■ Dataset entries
★ ★ ★ ★ ★
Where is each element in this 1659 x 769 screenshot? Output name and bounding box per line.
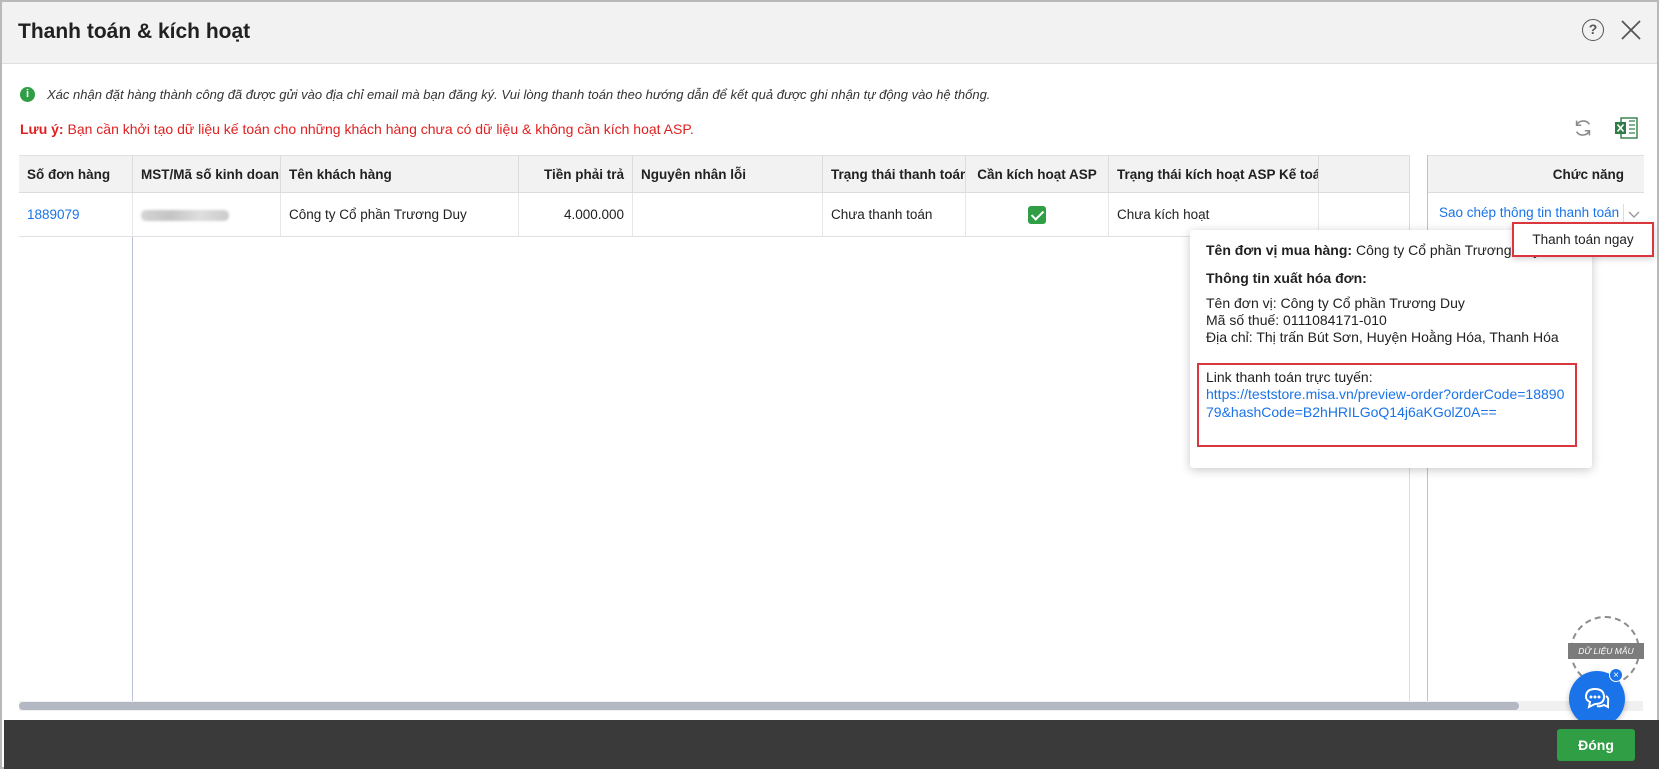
payment-activation-dialog: Thanh toán & kích hoạt ? i Xác nhận đặt …: [0, 0, 1659, 769]
copy-payment-info-button[interactable]: Sao chép thông tin thanh toán: [1439, 205, 1619, 220]
payment-info-tooltip: Tên đơn vị mua hàng: Công ty Cổ phần Trư…: [1190, 230, 1592, 468]
tax-code-redacted: [133, 193, 281, 236]
chevron-down-icon[interactable]: [1627, 208, 1641, 220]
close-icon[interactable]: [1619, 18, 1643, 42]
col-asp-status[interactable]: Trạng thái kích hoạt ASP Kế toán: [1109, 156, 1319, 193]
note-label: Lưu ý:: [20, 121, 64, 137]
amount-due: 4.000.000: [519, 193, 633, 236]
pay-now-menu-item[interactable]: Thanh toán ngay: [1512, 222, 1654, 257]
payment-link-highlight: Link thanh toán trực tuyến: https://test…: [1197, 363, 1577, 447]
asp-required-checkbox[interactable]: [1028, 206, 1046, 225]
excel-export-icon[interactable]: [1614, 117, 1638, 139]
invoice-tax-code: Mã số thuế: 0111084171-010: [1206, 312, 1387, 328]
payment-status: Chưa thanh toán: [823, 193, 966, 236]
refresh-icon[interactable]: [1572, 117, 1594, 139]
error-reason: [633, 193, 823, 236]
warning-note: Lưu ý: Bạn cần khởi tạo dữ liệu kế toán …: [20, 121, 694, 137]
help-icon[interactable]: ?: [1582, 19, 1604, 41]
invoice-unit-name: Tên đơn vị: Công ty Cổ phần Trương Duy: [1206, 295, 1465, 311]
payment-link[interactable]: https://teststore.misa.vn/preview-order?…: [1206, 386, 1570, 421]
info-message: i Xác nhận đặt hàng thành công đã được g…: [20, 85, 990, 103]
chat-icon: [1584, 687, 1610, 709]
sample-data-label: DỮ LIỆU MẪU: [1568, 643, 1644, 659]
chat-dismiss-icon[interactable]: ×: [1609, 668, 1623, 682]
info-icon: i: [20, 86, 35, 102]
invoice-address: Địa chỉ: Thị trấn Bút Sơn, Huyện Hoằng H…: [1206, 329, 1559, 345]
customer-name: Công ty Cổ phần Trương Duy: [281, 193, 519, 236]
col-customer-name[interactable]: Tên khách hàng: [281, 156, 519, 193]
col-amount[interactable]: Tiền phải trả: [519, 156, 633, 193]
scrollbar-thumb[interactable]: [19, 702, 1519, 710]
order-number-link[interactable]: 1889079: [19, 193, 133, 236]
close-button[interactable]: Đóng: [1557, 729, 1635, 761]
col-actions: Chức năng: [1428, 155, 1644, 193]
buyer-line: Tên đơn vị mua hàng: Công ty Cổ phần Trư…: [1206, 242, 1540, 258]
table-header: Số đơn hàng MST/Mã số kinh doanh Tên khá…: [19, 155, 1643, 193]
dialog-header: Thanh toán & kích hoạt ?: [2, 2, 1657, 64]
dialog-title: Thanh toán & kích hoạt: [18, 20, 251, 43]
dialog-footer: Đóng: [4, 720, 1659, 769]
invoice-heading: Thông tin xuất hóa đơn:: [1206, 270, 1367, 286]
col-payment-status[interactable]: Trạng thái thanh toán: [823, 156, 966, 193]
col-error-reason[interactable]: Nguyên nhân lỗi: [633, 156, 823, 193]
frozen-column-divider: [132, 193, 133, 701]
col-order-number[interactable]: Số đơn hàng: [19, 156, 133, 193]
col-tax-code[interactable]: MST/Mã số kinh doanh: [133, 156, 281, 193]
info-message-text: Xác nhận đặt hàng thành công đã được gửi…: [47, 86, 991, 102]
col-asp-required[interactable]: Cần kích hoạt ASP: [966, 156, 1109, 193]
horizontal-scrollbar[interactable]: [19, 701, 1643, 711]
note-text: Bạn cần khởi tạo dữ liệu kế toán cho nhữ…: [63, 121, 694, 137]
buyer-label: Tên đơn vị mua hàng:: [1206, 242, 1353, 258]
dropdown-separator: [1623, 204, 1624, 224]
chat-support-button[interactable]: ×: [1569, 668, 1625, 727]
asp-required-cell: [966, 193, 1109, 236]
payment-link-label: Link thanh toán trực tuyến:: [1206, 369, 1373, 385]
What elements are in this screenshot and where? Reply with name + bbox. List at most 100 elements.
★ ★ ★ ★ ★
■ Do this
Reproduce all of the data above line for line, without changing anything, and leave the pictures out.

■ Reply to the task
Where is each element in this 1659 x 769 screenshot? Output name and bounding box per line.
payment-activation-dialog: Thanh toán & kích hoạt ? i Xác nhận đặt …: [0, 0, 1659, 769]
copy-payment-info-button[interactable]: Sao chép thông tin thanh toán: [1439, 205, 1619, 220]
payment-info-tooltip: Tên đơn vị mua hàng: Công ty Cổ phần Trư…: [1190, 230, 1592, 468]
tax-code-redacted: [133, 193, 281, 236]
chevron-down-icon[interactable]: [1627, 208, 1641, 220]
close-icon[interactable]: [1619, 18, 1643, 42]
col-asp-status[interactable]: Trạng thái kích hoạt ASP Kế toán: [1109, 156, 1319, 193]
note-label: Lưu ý:: [20, 121, 64, 137]
amount-due: 4.000.000: [519, 193, 633, 236]
pay-now-menu-item[interactable]: Thanh toán ngay: [1512, 222, 1654, 257]
payment-link-highlight: Link thanh toán trực tuyến: https://test…: [1197, 363, 1577, 447]
asp-required-checkbox[interactable]: [1028, 206, 1046, 225]
excel-export-icon[interactable]: [1614, 117, 1638, 139]
invoice-tax-code: Mã số thuế: 0111084171-010: [1206, 312, 1387, 328]
payment-status: Chưa thanh toán: [823, 193, 966, 236]
refresh-icon[interactable]: [1572, 117, 1594, 139]
error-reason: [633, 193, 823, 236]
warning-note: Lưu ý: Bạn cần khởi tạo dữ liệu kế toán …: [20, 121, 694, 137]
help-icon[interactable]: ?: [1582, 19, 1604, 41]
invoice-unit-name: Tên đơn vị: Công ty Cổ phần Trương Duy: [1206, 295, 1465, 311]
payment-link[interactable]: https://teststore.misa.vn/preview-order?…: [1206, 386, 1570, 421]
info-message: i Xác nhận đặt hàng thành công đã được g…: [20, 85, 990, 103]
chat-icon: [1584, 687, 1610, 709]
sample-data-label: DỮ LIỆU MẪU: [1568, 643, 1644, 659]
chat-dismiss-icon[interactable]: ×: [1609, 668, 1623, 682]
info-icon: i: [20, 86, 35, 102]
invoice-address: Địa chỉ: Thị trấn Bút Sơn, Huyện Hoằng H…: [1206, 329, 1559, 345]
customer-name: Công ty Cổ phần Trương Duy: [281, 193, 519, 236]
col-customer-name[interactable]: Tên khách hàng: [281, 156, 519, 193]
col-amount[interactable]: Tiền phải trả: [519, 156, 633, 193]
scrollbar-thumb[interactable]: [19, 702, 1519, 710]
order-number-link[interactable]: 1889079: [19, 193, 133, 236]
close-button[interactable]: Đóng: [1557, 729, 1635, 761]
col-actions: Chức năng: [1428, 155, 1644, 193]
buyer-line: Tên đơn vị mua hàng: Công ty Cổ phần Trư…: [1206, 242, 1540, 258]
table-header: Số đơn hàng MST/Mã số kinh doanh Tên khá…: [19, 155, 1643, 193]
dialog-header: Thanh toán & kích hoạt ?: [2, 2, 1657, 64]
dialog-title: Thanh toán & kích hoạt: [18, 20, 251, 43]
dialog-footer: Đóng: [4, 720, 1659, 769]
invoice-heading: Thông tin xuất hóa đơn:: [1206, 270, 1367, 286]
col-payment-status[interactable]: Trạng thái thanh toán: [823, 156, 966, 193]
col-error-reason[interactable]: Nguyên nhân lỗi: [633, 156, 823, 193]
frozen-column-divider: [132, 193, 133, 701]
col-order-number[interactable]: Số đơn hàng: [19, 156, 133, 193]
col-tax-code[interactable]: MST/Mã số kinh doanh: [133, 156, 281, 193]
info-message-text: Xác nhận đặt hàng thành công đã được gửi…: [47, 86, 991, 102]
col-asp-required[interactable]: Cần kích hoạt ASP: [966, 156, 1109, 193]
horizontal-scrollbar[interactable]: [19, 701, 1643, 711]
note-text: Bạn cần khởi tạo dữ liệu kế toán cho nhữ…: [63, 121, 694, 137]
buyer-label: Tên đơn vị mua hàng:: [1206, 242, 1353, 258]
dropdown-separator: [1623, 204, 1624, 224]
chat-support-button[interactable]: ×: [1569, 668, 1625, 727]
asp-required-cell: [966, 193, 1109, 236]
payment-link-label: Link thanh toán trực tuyến:: [1206, 369, 1373, 385]
What elements are in this screenshot and where? Reply with name + bbox. List at most 100 elements.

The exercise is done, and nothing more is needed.